- The task -
Change "Sunset" to "Dusk" in everything from the start of the material down to the line containing "day-info: Sunrise: 5:55 AM Sunset: 7:21", keeping everything else the same, and return only those lines.

- Data supplied -
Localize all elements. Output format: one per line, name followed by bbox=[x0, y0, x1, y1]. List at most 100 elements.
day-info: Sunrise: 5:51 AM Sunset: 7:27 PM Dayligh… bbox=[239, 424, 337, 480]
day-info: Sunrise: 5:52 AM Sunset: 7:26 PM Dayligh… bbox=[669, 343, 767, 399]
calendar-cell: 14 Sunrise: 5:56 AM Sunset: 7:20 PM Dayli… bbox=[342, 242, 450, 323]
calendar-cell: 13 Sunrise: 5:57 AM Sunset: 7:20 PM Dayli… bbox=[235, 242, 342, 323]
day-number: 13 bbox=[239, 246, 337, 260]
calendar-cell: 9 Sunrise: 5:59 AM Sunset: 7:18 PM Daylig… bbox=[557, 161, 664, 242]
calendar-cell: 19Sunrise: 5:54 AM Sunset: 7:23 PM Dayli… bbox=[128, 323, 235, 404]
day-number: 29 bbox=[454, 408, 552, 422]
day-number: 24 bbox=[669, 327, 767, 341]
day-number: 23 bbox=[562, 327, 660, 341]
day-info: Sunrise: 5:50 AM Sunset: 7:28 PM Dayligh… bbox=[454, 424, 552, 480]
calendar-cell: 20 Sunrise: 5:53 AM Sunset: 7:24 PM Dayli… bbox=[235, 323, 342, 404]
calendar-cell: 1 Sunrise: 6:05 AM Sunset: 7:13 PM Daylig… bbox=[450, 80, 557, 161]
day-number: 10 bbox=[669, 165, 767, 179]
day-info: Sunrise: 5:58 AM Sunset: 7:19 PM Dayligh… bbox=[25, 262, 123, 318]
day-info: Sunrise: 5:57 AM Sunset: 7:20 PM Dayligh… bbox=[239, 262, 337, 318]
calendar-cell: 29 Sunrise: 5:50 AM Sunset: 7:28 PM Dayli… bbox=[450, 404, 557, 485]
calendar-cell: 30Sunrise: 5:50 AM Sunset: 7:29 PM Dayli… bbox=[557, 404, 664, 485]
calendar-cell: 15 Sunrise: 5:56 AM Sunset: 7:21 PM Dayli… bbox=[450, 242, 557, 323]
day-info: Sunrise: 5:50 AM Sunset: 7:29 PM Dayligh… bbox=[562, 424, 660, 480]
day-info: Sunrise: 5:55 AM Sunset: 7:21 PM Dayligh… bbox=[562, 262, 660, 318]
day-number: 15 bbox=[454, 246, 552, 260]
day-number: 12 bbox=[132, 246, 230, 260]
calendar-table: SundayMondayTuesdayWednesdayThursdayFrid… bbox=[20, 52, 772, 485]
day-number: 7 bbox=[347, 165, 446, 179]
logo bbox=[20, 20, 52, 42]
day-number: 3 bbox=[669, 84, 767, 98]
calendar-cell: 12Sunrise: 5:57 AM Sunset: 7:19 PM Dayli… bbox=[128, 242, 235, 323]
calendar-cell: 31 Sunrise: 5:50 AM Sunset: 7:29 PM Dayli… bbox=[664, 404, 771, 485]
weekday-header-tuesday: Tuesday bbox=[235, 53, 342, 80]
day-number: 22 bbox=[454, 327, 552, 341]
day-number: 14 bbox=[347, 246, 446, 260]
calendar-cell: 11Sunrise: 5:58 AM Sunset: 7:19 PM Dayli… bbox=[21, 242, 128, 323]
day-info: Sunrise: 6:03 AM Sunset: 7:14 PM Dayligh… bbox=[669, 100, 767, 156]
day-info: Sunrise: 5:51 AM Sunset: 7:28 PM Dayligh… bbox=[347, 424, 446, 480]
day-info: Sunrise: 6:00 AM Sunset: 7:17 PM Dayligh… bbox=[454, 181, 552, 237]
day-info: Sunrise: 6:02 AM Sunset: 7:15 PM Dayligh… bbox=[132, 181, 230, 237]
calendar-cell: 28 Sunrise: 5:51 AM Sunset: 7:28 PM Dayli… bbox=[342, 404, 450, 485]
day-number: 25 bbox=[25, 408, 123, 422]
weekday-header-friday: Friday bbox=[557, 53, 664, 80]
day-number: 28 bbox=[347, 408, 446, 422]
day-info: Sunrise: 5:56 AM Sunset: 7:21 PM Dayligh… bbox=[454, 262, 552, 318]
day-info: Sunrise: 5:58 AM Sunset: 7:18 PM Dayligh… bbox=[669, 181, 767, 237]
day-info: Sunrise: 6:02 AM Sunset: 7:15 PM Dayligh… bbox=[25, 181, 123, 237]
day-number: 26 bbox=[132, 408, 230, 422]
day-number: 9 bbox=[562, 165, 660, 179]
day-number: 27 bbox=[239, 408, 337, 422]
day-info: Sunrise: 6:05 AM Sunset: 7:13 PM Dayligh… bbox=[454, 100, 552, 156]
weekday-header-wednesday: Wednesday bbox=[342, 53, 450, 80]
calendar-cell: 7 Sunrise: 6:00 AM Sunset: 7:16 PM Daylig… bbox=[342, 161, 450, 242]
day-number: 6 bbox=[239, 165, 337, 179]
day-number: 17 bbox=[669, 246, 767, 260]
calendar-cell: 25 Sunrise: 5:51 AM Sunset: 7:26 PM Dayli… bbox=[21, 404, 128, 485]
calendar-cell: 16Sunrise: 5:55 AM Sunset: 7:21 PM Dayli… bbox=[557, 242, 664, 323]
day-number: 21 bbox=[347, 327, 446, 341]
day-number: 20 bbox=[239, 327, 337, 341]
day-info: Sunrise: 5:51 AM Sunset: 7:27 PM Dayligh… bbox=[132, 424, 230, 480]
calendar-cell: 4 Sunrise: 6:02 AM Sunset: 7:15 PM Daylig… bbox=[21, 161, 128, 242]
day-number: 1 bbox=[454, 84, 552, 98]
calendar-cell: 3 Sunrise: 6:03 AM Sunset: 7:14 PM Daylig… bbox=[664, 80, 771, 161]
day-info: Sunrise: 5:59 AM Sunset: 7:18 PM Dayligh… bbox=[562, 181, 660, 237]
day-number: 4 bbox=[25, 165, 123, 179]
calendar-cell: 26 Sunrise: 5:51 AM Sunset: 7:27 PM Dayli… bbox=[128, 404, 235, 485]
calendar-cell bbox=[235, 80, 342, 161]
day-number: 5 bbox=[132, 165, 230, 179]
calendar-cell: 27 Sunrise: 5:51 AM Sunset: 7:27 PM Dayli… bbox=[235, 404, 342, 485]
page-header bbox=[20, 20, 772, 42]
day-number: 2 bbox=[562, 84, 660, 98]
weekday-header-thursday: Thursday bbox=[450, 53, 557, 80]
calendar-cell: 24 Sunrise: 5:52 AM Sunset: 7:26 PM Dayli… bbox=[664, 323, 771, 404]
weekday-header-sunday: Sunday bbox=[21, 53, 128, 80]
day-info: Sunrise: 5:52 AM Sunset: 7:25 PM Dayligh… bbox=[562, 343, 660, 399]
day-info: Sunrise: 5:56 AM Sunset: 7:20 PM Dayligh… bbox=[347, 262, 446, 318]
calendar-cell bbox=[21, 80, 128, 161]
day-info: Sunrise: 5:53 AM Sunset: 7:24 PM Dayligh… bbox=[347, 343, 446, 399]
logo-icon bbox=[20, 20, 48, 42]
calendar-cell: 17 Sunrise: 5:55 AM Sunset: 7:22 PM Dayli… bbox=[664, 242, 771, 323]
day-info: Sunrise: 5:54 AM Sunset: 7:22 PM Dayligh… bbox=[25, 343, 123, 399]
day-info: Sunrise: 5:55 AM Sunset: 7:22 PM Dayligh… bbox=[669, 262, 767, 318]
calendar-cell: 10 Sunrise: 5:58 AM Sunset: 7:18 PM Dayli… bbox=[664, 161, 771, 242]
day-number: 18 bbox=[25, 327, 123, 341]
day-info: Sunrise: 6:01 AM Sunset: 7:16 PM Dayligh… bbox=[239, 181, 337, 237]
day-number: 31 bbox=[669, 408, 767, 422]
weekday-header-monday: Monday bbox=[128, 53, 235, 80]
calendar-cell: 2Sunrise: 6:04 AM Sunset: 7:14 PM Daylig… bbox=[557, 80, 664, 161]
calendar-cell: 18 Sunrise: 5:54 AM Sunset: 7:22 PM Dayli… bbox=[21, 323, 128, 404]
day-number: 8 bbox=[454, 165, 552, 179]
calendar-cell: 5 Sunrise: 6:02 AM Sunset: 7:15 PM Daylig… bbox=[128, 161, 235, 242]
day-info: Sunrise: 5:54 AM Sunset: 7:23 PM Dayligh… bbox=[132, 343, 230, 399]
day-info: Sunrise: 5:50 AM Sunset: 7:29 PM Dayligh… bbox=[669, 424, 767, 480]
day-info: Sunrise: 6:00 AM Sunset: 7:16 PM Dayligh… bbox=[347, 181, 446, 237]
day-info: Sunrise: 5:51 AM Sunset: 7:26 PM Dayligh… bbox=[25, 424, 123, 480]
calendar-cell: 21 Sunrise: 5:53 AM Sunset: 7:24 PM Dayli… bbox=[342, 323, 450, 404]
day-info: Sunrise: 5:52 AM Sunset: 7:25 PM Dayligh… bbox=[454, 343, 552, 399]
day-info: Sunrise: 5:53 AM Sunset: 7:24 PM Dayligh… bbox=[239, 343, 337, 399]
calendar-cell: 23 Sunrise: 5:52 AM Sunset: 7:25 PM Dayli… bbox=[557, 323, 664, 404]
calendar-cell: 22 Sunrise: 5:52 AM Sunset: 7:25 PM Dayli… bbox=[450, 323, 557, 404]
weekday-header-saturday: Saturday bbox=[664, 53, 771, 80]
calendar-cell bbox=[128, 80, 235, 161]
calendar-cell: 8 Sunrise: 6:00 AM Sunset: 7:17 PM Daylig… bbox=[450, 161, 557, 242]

- Full response -
Localize all elements. Output format: one per line, name followed by bbox=[x0, y0, x1, y1]. List at most 100 elements.
day-info: Sunrise: 5:51 AM Dusk: 7:27 PM Dayligh… bbox=[239, 424, 337, 480]
day-info: Sunrise: 5:52 AM Dusk: 7:26 PM Dayligh… bbox=[669, 343, 767, 399]
calendar-cell: 14 Sunrise: 5:56 AM Dusk: 7:20 PM Dayli… bbox=[342, 242, 450, 323]
calendar-cell: 13 Sunrise: 5:57 AM Dusk: 7:20 PM Dayli… bbox=[235, 242, 342, 323]
day-number: 13 bbox=[239, 246, 337, 260]
calendar-cell: 9 Sunrise: 5:59 AM Dusk: 7:18 PM Daylig… bbox=[557, 161, 664, 242]
calendar-cell: 19Sunrise: 5:54 AM Dusk: 7:23 PM Dayli… bbox=[128, 323, 235, 404]
day-number: 29 bbox=[454, 408, 552, 422]
day-number: 24 bbox=[669, 327, 767, 341]
day-number: 23 bbox=[562, 327, 660, 341]
day-info: Sunrise: 5:50 AM Dusk: 7:28 PM Dayligh… bbox=[454, 424, 552, 480]
calendar-cell: 20 Sunrise: 5:53 AM Dusk: 7:24 PM Dayli… bbox=[235, 323, 342, 404]
calendar-cell: 1 Sunrise: 6:05 AM Dusk: 7:13 PM Daylig… bbox=[450, 80, 557, 161]
day-number: 10 bbox=[669, 165, 767, 179]
day-info: Sunrise: 5:58 AM Dusk: 7:19 PM Dayligh… bbox=[25, 262, 123, 318]
day-info: Sunrise: 5:57 AM Dusk: 7:20 PM Dayligh… bbox=[239, 262, 337, 318]
calendar-cell: 29 Sunrise: 5:50 AM Dusk: 7:28 PM Dayli… bbox=[450, 404, 557, 485]
calendar-cell: 30Sunrise: 5:50 AM Dusk: 7:29 PM Dayli… bbox=[557, 404, 664, 485]
calendar-cell: 15 Sunrise: 5:56 AM Dusk: 7:21 PM Dayli… bbox=[450, 242, 557, 323]
day-info: Sunrise: 5:50 AM Dusk: 7:29 PM Dayligh… bbox=[562, 424, 660, 480]
day-info: Sunrise: 5:55 AM Dusk: 7:21 PM Dayligh… bbox=[562, 262, 660, 318]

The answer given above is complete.